TO DO = Copy only what lies from the line containing "Convert this screenshot" through the line containing "Parse this screenshot: output" in the entries below, keeping both end lines exact and dropping every picture.

MATERIAL PROVIDED =
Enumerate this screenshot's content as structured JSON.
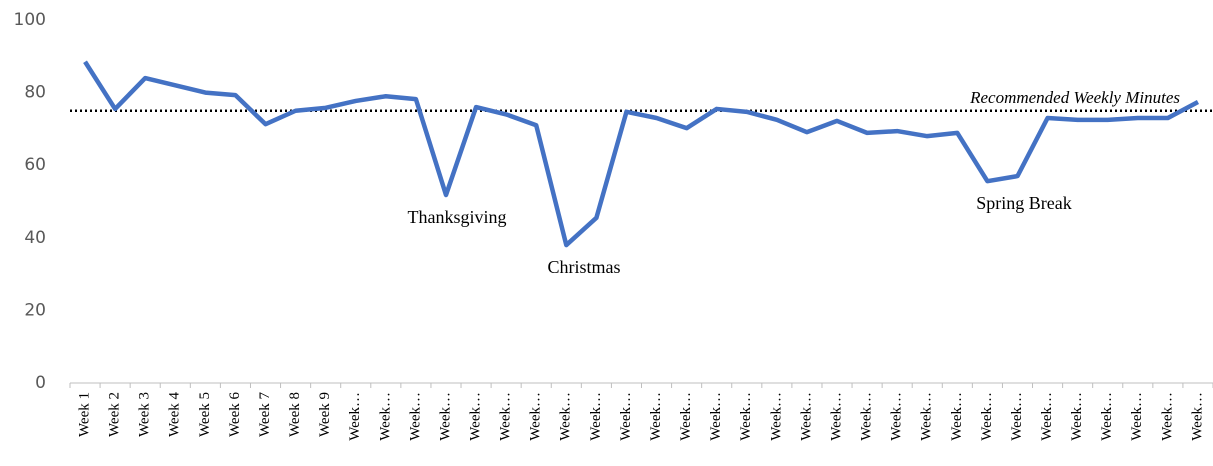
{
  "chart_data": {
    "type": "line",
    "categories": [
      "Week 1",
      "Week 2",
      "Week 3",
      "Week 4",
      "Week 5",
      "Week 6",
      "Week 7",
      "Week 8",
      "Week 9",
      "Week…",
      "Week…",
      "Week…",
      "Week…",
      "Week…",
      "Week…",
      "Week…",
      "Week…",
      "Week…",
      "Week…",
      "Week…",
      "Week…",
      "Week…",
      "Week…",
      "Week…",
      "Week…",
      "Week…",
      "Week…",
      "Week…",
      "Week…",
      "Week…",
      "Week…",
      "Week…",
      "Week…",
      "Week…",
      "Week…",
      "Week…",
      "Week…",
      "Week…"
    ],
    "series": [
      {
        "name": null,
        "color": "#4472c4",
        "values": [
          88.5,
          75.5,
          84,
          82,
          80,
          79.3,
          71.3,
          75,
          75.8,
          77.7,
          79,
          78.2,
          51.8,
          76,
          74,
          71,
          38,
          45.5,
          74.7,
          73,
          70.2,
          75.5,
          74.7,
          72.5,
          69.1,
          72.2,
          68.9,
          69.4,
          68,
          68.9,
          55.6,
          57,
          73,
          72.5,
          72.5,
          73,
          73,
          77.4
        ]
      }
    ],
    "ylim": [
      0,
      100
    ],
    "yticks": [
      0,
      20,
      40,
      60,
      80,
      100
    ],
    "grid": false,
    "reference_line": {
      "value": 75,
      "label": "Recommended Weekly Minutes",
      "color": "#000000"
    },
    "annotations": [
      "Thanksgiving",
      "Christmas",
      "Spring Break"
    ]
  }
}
==
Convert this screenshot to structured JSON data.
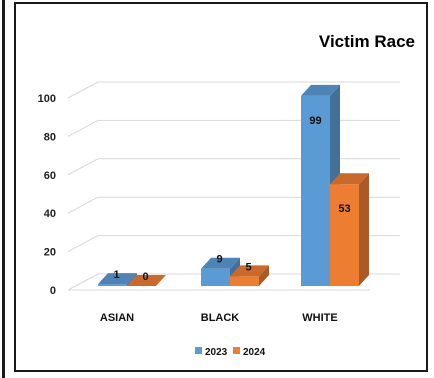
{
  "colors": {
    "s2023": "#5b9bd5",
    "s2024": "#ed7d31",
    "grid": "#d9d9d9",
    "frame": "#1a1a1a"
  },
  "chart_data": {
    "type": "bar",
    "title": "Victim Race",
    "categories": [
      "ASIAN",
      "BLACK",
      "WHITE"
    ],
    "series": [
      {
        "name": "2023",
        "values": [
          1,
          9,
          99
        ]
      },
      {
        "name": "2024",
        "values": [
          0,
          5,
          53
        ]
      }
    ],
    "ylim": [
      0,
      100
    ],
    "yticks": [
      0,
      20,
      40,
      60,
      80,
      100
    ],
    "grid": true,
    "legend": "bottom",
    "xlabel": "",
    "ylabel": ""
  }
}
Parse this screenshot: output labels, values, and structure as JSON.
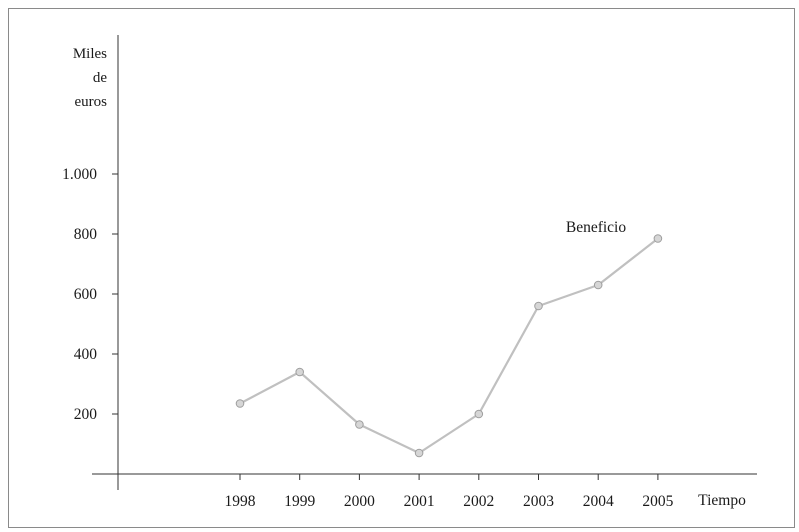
==
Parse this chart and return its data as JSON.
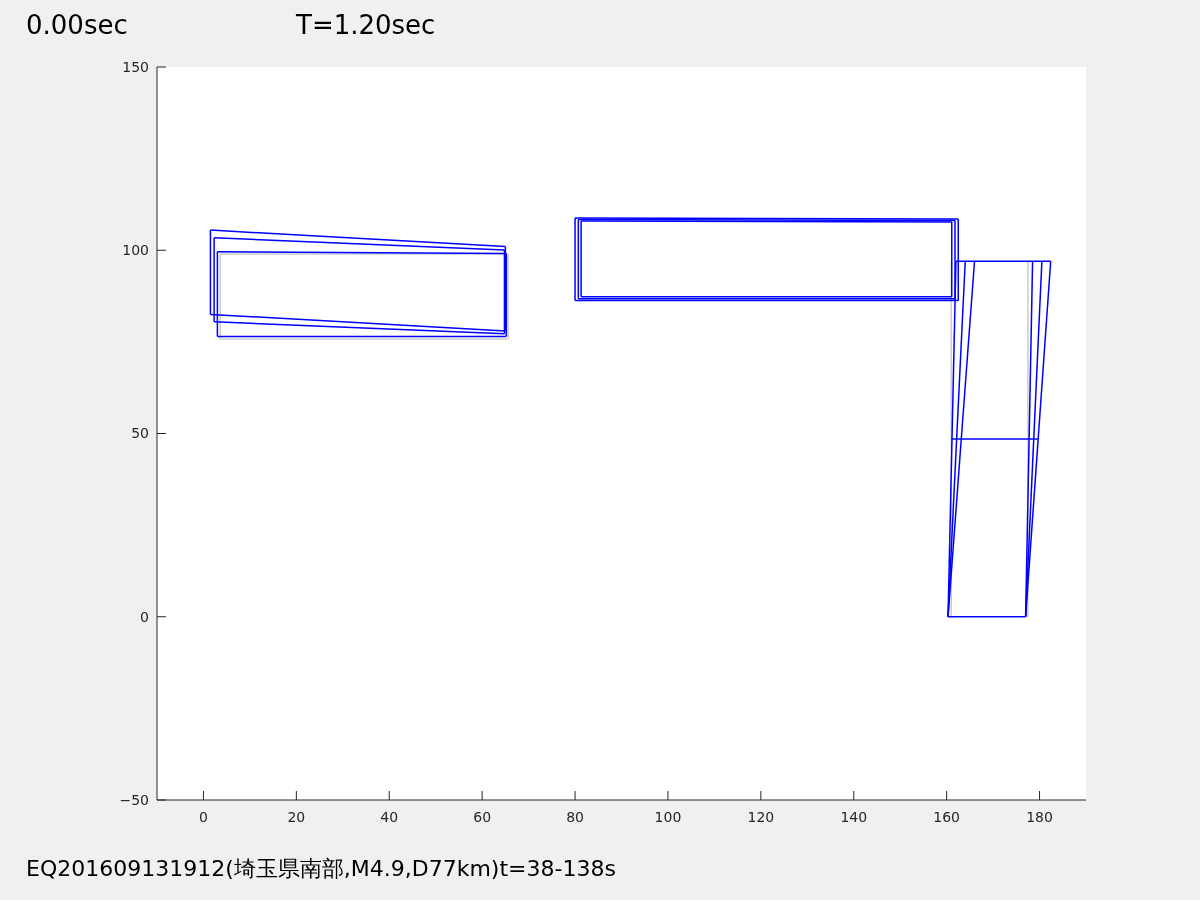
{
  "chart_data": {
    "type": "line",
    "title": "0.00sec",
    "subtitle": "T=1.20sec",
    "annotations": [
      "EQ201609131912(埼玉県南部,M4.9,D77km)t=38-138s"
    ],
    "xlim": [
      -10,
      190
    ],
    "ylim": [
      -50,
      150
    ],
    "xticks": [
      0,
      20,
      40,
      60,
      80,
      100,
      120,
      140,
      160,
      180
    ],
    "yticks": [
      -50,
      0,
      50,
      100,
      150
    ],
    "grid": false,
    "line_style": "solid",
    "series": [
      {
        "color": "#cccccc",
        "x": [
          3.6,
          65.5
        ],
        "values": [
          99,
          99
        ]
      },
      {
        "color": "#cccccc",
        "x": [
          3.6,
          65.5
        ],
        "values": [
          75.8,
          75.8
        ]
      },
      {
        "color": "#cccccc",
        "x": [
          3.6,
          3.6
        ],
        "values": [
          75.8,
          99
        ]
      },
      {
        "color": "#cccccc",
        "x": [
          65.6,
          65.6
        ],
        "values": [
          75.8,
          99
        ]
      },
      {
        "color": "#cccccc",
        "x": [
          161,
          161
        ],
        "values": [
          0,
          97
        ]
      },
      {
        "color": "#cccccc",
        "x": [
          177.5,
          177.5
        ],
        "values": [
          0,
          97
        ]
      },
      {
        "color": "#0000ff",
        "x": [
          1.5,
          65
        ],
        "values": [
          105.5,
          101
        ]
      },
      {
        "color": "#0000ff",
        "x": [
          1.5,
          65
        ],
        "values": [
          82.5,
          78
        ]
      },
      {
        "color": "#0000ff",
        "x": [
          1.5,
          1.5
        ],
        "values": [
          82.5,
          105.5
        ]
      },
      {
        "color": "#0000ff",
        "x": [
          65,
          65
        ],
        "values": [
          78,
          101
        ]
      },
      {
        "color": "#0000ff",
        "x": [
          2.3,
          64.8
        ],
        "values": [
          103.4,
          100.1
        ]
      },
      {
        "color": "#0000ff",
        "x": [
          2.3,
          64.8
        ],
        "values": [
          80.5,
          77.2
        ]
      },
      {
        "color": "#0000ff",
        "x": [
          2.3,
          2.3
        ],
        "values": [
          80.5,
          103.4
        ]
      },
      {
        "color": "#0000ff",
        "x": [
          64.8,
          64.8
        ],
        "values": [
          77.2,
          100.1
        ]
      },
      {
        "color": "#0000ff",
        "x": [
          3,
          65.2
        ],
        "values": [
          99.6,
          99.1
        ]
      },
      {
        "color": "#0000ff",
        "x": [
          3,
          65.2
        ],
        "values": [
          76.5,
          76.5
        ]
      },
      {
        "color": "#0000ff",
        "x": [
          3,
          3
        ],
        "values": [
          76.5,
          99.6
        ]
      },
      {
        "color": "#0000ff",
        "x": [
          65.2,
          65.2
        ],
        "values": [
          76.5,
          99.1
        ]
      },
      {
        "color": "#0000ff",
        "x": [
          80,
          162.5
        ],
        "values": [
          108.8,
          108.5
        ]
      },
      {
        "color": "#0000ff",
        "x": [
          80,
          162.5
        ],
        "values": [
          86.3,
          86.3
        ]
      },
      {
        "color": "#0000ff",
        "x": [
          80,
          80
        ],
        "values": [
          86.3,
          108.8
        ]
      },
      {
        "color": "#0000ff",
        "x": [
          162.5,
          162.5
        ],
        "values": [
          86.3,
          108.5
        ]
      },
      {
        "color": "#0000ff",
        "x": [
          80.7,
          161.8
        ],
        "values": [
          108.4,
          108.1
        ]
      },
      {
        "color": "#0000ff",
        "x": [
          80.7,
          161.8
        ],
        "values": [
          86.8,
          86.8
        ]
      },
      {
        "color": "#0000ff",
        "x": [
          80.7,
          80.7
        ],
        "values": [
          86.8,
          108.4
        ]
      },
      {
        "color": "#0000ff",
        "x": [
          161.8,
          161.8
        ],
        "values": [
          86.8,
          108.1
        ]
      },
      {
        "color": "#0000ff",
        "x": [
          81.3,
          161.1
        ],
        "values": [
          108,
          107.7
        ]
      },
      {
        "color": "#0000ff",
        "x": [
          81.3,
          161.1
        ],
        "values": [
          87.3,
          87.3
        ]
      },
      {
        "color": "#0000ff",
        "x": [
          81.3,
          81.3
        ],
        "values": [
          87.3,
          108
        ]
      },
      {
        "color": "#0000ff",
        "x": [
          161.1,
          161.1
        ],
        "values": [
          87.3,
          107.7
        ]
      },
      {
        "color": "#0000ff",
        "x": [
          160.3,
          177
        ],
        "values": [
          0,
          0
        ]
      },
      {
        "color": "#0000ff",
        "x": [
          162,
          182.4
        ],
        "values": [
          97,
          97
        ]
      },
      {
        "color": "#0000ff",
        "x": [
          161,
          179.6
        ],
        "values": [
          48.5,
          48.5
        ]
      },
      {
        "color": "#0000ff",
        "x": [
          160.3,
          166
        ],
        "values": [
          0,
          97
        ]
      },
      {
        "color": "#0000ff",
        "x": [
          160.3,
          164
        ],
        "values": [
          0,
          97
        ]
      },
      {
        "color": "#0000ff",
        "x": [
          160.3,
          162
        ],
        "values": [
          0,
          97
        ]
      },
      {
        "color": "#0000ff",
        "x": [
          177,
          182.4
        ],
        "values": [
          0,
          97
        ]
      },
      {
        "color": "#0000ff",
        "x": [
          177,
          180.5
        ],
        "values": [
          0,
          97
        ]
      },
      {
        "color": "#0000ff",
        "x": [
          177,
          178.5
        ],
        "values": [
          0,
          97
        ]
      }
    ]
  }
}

THE SOLUTION =
Convert this screenshot to structured JSON data.
{
  "colors": {
    "s2023": "#5b9bd5",
    "s2024": "#ed7d31",
    "grid": "#d9d9d9",
    "frame": "#1a1a1a"
  },
  "chart_data": {
    "type": "bar",
    "title": "Victim Race",
    "categories": [
      "ASIAN",
      "BLACK",
      "WHITE"
    ],
    "series": [
      {
        "name": "2023",
        "values": [
          1,
          9,
          99
        ]
      },
      {
        "name": "2024",
        "values": [
          0,
          5,
          53
        ]
      }
    ],
    "ylim": [
      0,
      100
    ],
    "yticks": [
      0,
      20,
      40,
      60,
      80,
      100
    ],
    "grid": true,
    "legend": "bottom",
    "xlabel": "",
    "ylabel": ""
  }
}
Parse this screenshot: output labels, values, and structure as JSON.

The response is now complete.